THE REQUEST:
Return a copy of every line in the records that includes the word "name".

....

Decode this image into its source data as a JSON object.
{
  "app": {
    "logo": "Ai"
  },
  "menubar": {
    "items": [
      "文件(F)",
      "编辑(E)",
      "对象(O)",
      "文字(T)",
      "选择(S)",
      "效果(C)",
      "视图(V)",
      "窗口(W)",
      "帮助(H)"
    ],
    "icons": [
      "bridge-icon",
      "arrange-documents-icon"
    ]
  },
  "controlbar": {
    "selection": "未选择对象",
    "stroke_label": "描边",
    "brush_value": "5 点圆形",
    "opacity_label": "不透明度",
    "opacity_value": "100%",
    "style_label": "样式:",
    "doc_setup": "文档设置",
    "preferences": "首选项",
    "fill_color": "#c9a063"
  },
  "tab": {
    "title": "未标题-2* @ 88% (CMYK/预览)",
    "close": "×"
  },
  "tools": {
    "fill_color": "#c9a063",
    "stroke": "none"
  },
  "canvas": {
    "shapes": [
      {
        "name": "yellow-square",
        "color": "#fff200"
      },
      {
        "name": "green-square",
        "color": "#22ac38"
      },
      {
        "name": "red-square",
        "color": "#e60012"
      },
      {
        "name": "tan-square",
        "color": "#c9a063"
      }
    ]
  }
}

....

IN RESPONSE:
        "name": "yellow-square",
        "name": "green-square",
        "name": "red-square",
        "name": "tan-square",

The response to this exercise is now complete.